Your goal.
Each record below is to be copied word for word, with pictures removed.

--- start of Items ---

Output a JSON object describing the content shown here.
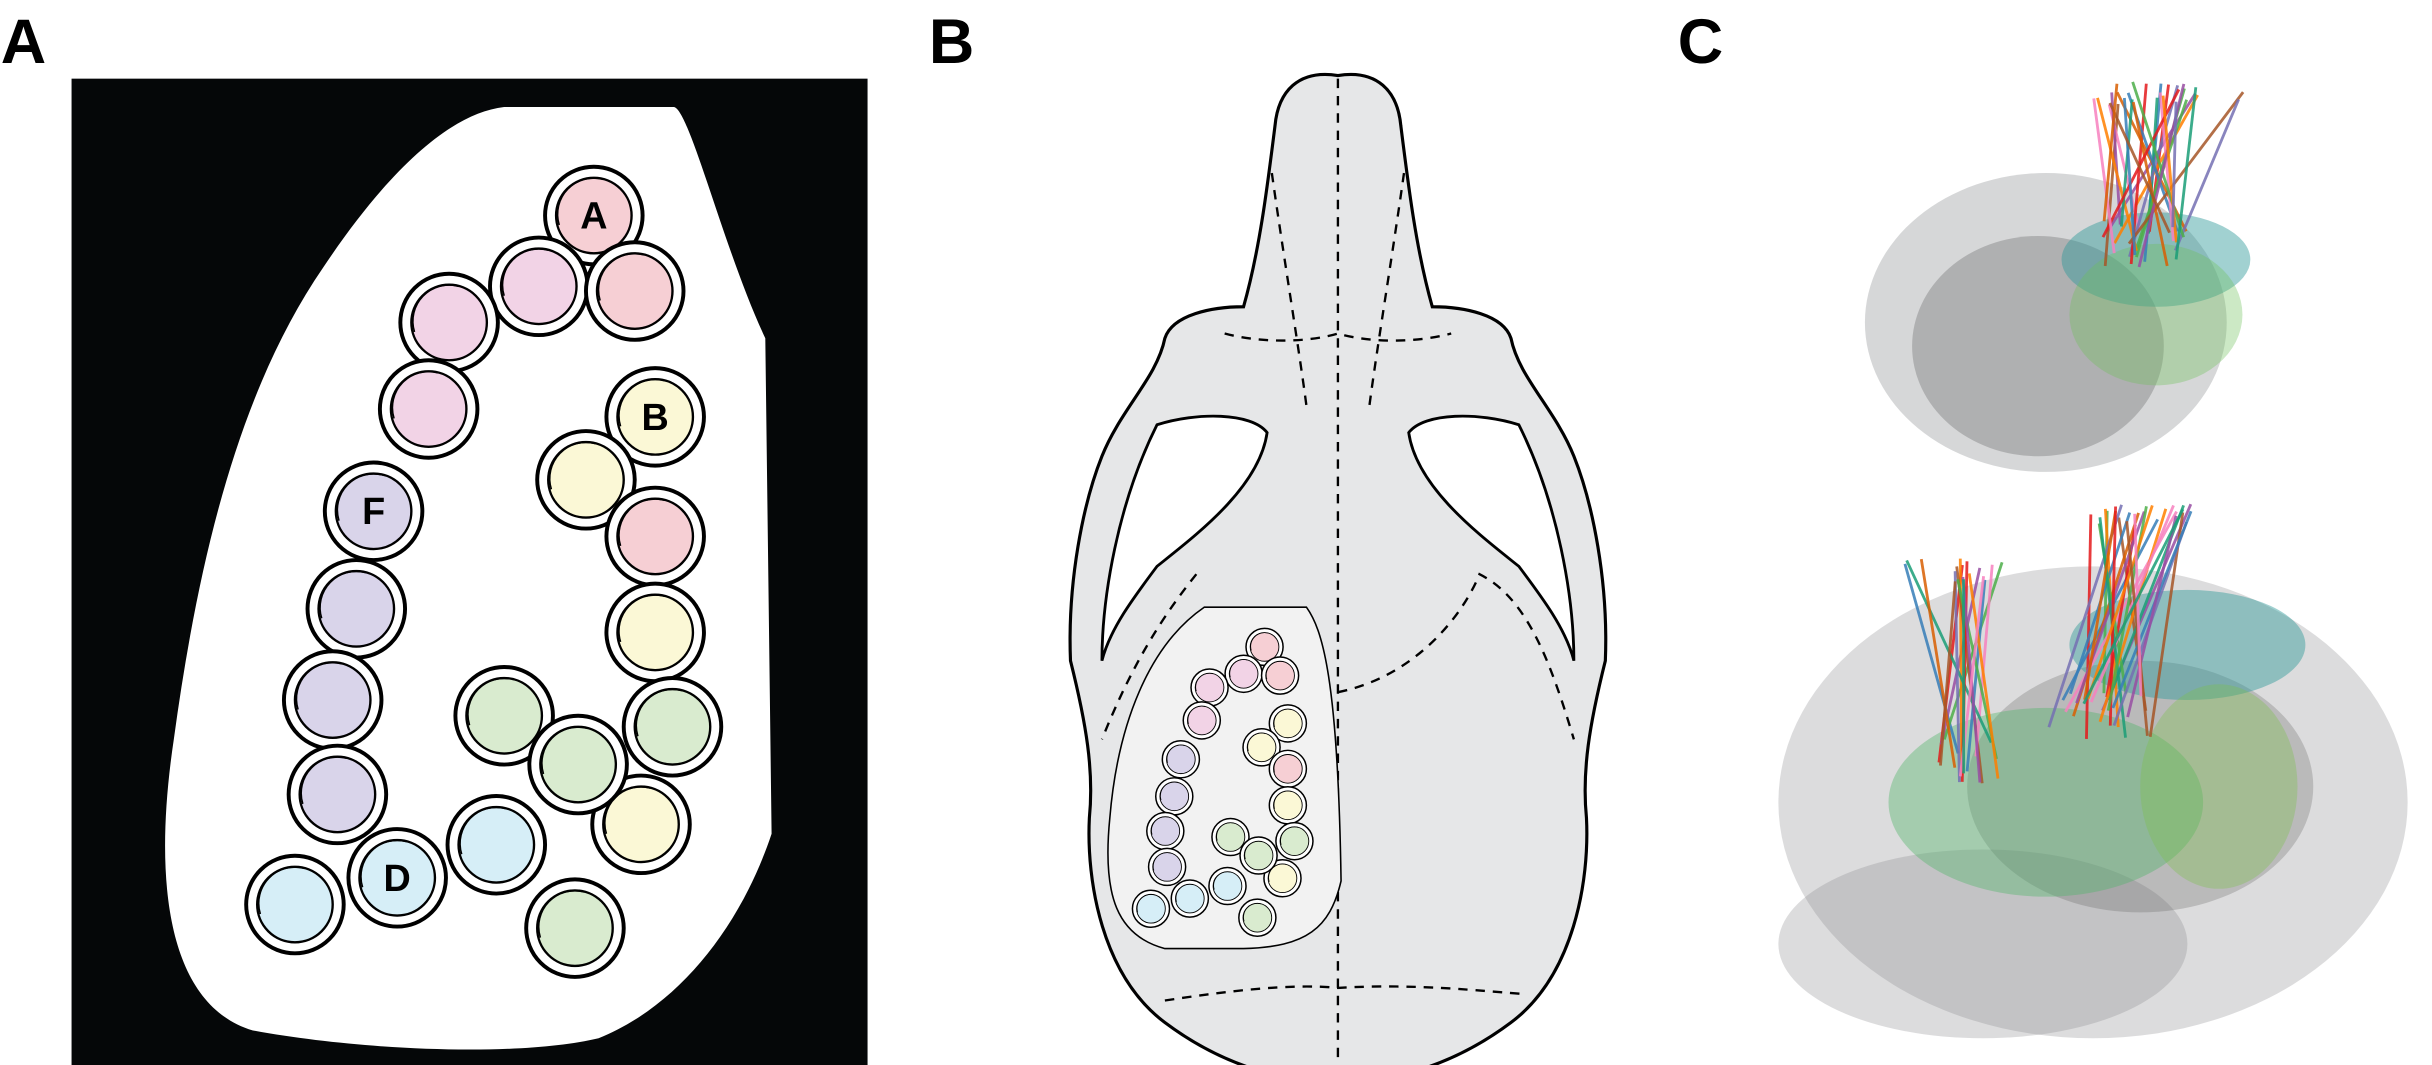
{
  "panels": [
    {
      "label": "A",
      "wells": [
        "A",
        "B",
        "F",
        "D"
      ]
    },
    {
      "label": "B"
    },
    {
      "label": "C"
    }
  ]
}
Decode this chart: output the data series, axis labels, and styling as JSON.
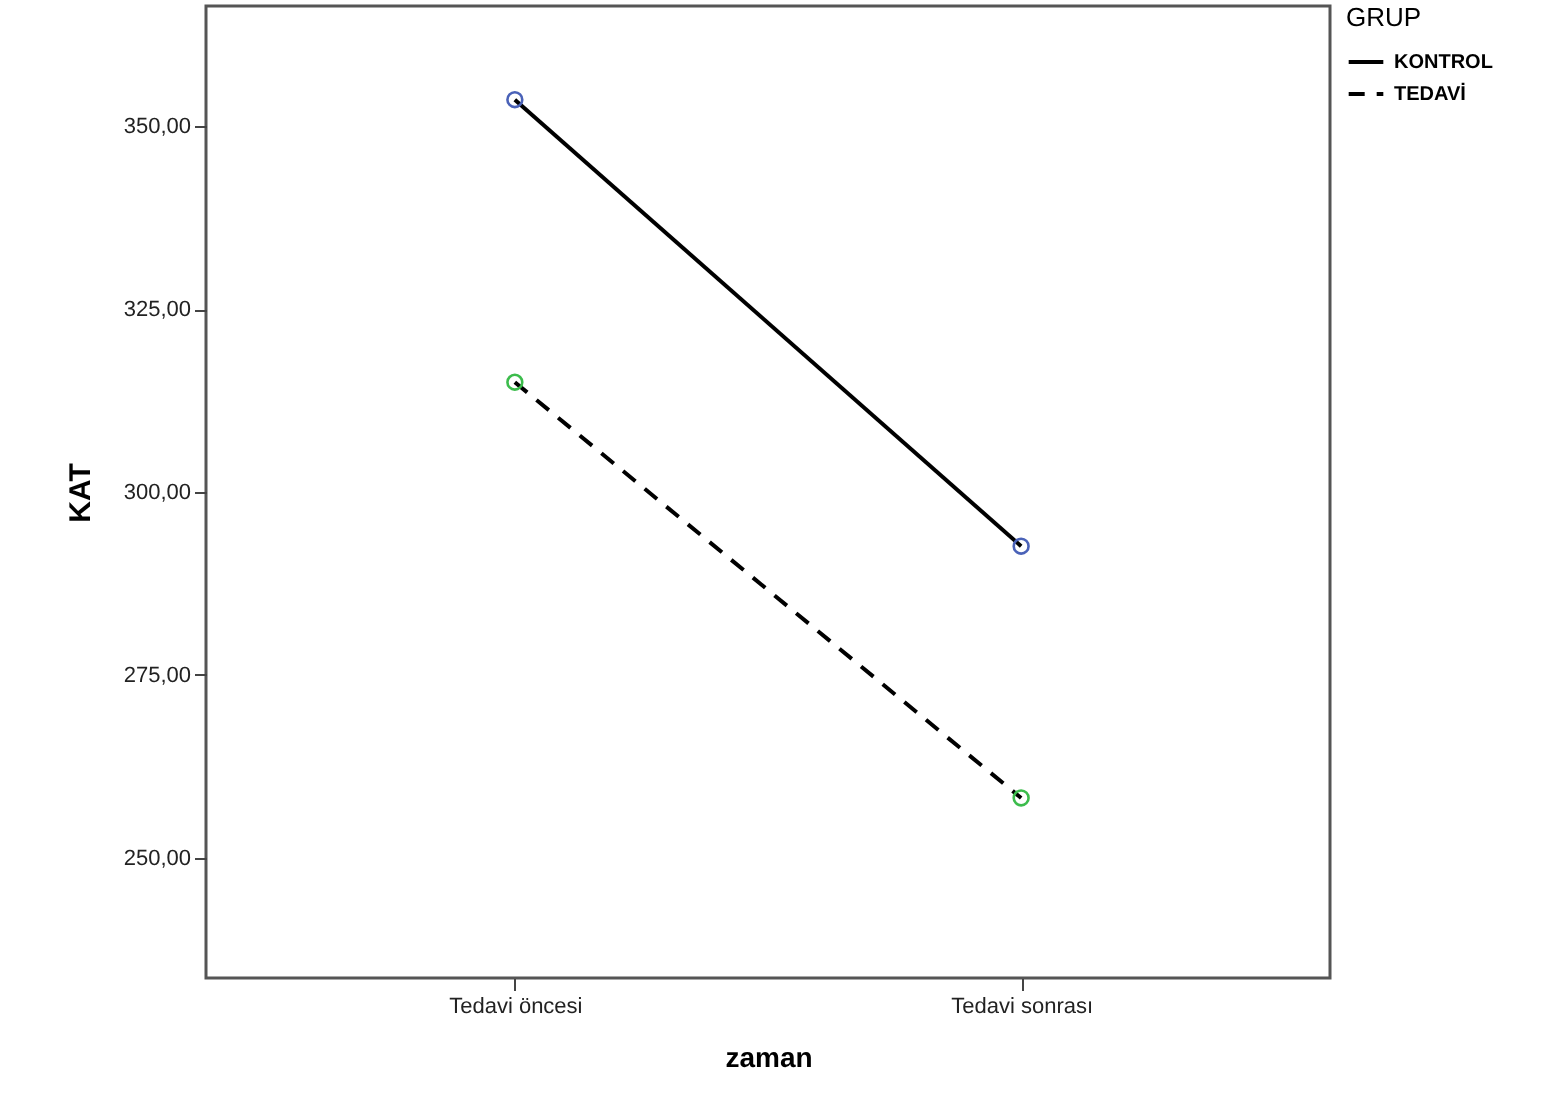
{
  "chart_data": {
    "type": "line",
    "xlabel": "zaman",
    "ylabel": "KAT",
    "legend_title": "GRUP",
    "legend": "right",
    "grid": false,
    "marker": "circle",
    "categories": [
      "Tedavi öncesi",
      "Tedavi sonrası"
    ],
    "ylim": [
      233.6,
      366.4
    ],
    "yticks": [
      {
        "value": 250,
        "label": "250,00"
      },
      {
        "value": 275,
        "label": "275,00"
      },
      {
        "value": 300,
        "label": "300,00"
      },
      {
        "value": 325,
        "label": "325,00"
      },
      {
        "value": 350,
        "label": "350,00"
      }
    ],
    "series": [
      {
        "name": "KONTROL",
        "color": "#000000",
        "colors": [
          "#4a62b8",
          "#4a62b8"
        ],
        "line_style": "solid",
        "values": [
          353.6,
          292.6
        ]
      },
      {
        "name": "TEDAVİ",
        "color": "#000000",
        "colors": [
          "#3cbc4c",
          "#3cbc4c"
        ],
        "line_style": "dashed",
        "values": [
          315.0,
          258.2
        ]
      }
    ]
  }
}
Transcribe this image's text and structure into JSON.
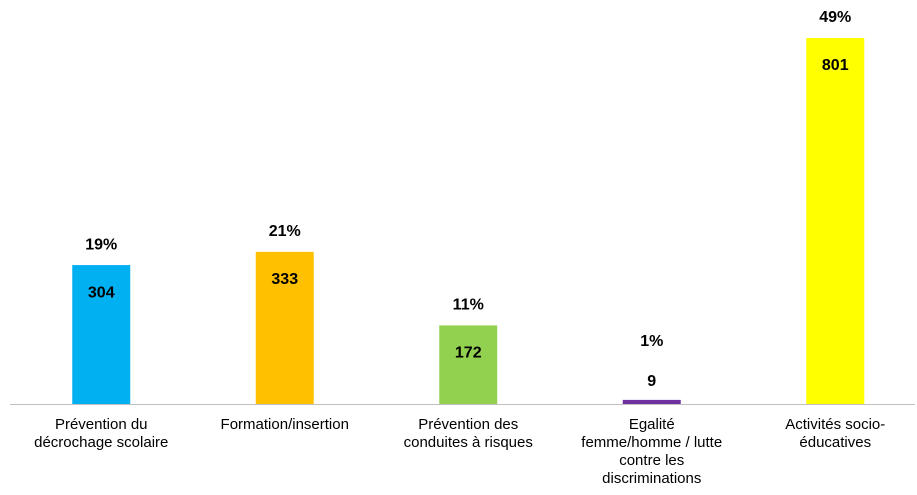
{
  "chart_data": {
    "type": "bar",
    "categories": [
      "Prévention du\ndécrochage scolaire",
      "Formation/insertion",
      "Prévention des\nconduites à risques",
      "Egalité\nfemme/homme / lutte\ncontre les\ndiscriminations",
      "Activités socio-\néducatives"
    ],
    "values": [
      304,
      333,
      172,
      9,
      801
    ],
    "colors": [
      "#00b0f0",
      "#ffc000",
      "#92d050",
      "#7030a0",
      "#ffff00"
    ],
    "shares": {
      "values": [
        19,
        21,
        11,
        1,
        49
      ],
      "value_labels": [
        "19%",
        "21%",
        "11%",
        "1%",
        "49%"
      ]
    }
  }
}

--- end of Items ---

Solution for this task.
Output a JSON object describing the content shown here.
{
  "panels": [
    {
      "label": "A",
      "wells": [
        "A",
        "B",
        "F",
        "D"
      ]
    },
    {
      "label": "B"
    },
    {
      "label": "C"
    }
  ]
}
Decode this chart: output the data series, axis labels, and styling as JSON.
{
  "chart_data": {
    "type": "line",
    "xlabel": "zaman",
    "ylabel": "KAT",
    "legend_title": "GRUP",
    "legend": "right",
    "grid": false,
    "marker": "circle",
    "categories": [
      "Tedavi öncesi",
      "Tedavi sonrası"
    ],
    "ylim": [
      233.6,
      366.4
    ],
    "yticks": [
      {
        "value": 250,
        "label": "250,00"
      },
      {
        "value": 275,
        "label": "275,00"
      },
      {
        "value": 300,
        "label": "300,00"
      },
      {
        "value": 325,
        "label": "325,00"
      },
      {
        "value": 350,
        "label": "350,00"
      }
    ],
    "series": [
      {
        "name": "KONTROL",
        "color": "#000000",
        "colors": [
          "#4a62b8",
          "#4a62b8"
        ],
        "line_style": "solid",
        "values": [
          353.6,
          292.6
        ]
      },
      {
        "name": "TEDAVİ",
        "color": "#000000",
        "colors": [
          "#3cbc4c",
          "#3cbc4c"
        ],
        "line_style": "dashed",
        "values": [
          315.0,
          258.2
        ]
      }
    ]
  }
}
Transcribe this image's text and structure into JSON.
{
  "chart_data": {
    "type": "bar",
    "categories": [
      "Prévention du\ndécrochage scolaire",
      "Formation/insertion",
      "Prévention des\nconduites à risques",
      "Egalité\nfemme/homme / lutte\ncontre les\ndiscriminations",
      "Activités socio-\néducatives"
    ],
    "values": [
      304,
      333,
      172,
      9,
      801
    ],
    "colors": [
      "#00b0f0",
      "#ffc000",
      "#92d050",
      "#7030a0",
      "#ffff00"
    ],
    "shares": {
      "values": [
        19,
        21,
        11,
        1,
        49
      ],
      "value_labels": [
        "19%",
        "21%",
        "11%",
        "1%",
        "49%"
      ]
    }
  }
}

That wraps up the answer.